PROMPT: Copy whichever lines contain the string "Vincent".

ENTRIES SHOWN:
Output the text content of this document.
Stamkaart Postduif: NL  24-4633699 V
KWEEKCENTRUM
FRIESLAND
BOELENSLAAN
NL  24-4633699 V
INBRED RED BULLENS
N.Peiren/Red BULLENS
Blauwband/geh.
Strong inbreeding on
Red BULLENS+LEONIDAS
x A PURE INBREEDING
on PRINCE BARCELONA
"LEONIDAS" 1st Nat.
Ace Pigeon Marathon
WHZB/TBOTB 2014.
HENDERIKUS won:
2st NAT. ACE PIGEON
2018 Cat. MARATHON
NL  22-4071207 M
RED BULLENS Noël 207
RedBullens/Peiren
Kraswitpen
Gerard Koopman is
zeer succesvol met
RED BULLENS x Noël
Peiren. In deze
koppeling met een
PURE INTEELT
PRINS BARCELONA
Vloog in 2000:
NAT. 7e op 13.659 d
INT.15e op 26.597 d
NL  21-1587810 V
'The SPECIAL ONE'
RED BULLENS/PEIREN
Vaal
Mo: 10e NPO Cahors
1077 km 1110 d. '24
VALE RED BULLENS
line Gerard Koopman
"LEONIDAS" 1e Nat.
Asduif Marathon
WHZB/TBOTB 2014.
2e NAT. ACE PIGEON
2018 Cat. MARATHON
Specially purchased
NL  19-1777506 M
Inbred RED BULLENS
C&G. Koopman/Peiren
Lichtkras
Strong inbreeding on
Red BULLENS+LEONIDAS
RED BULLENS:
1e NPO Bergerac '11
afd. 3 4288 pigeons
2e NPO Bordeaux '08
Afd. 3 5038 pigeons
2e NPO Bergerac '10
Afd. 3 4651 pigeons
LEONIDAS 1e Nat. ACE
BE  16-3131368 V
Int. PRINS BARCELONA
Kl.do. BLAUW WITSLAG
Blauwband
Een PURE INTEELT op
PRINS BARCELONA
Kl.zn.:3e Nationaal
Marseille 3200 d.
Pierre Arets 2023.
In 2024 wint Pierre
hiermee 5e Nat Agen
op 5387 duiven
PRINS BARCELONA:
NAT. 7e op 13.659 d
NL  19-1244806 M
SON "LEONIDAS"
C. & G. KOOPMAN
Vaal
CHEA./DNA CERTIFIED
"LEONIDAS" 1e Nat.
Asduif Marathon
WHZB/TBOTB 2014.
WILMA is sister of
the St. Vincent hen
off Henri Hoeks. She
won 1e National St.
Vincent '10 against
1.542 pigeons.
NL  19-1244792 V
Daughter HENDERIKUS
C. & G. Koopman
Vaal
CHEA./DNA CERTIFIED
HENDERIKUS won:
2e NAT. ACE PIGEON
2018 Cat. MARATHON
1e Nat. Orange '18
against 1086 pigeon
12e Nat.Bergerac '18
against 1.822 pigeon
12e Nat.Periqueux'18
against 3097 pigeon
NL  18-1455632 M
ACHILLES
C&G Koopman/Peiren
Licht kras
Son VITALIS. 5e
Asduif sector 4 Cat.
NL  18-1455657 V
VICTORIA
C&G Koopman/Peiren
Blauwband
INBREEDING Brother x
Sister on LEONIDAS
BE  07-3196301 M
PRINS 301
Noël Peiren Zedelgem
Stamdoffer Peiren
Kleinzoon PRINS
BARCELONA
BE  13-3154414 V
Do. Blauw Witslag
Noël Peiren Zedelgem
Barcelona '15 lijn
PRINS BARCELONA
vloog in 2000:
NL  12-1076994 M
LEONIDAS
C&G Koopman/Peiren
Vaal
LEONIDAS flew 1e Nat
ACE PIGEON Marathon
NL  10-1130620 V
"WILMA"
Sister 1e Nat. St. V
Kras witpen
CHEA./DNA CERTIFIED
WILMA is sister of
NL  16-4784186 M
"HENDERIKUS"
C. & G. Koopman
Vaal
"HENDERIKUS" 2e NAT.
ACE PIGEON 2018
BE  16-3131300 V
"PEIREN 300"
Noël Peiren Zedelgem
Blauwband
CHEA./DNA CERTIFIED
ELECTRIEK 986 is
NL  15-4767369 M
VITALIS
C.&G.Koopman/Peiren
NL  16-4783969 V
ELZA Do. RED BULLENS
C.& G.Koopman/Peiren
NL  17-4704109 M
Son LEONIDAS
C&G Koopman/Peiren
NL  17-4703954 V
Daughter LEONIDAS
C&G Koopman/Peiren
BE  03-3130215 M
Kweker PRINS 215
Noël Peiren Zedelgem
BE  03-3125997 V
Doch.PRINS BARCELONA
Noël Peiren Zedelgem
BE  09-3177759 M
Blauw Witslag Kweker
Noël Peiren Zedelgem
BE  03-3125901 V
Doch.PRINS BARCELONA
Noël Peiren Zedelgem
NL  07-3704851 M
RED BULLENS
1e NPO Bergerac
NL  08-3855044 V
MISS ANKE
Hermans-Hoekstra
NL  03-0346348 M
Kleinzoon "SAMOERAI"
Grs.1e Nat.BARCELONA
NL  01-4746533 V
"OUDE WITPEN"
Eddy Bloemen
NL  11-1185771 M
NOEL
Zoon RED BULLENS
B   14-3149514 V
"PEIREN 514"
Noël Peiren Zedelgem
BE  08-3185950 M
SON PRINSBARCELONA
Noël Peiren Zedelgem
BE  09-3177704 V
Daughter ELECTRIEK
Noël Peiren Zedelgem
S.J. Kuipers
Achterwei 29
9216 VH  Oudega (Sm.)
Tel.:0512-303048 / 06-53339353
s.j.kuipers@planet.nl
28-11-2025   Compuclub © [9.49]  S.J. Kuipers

WRITTEN ANSWER:
the St. Vincent hen
Vincent '10 against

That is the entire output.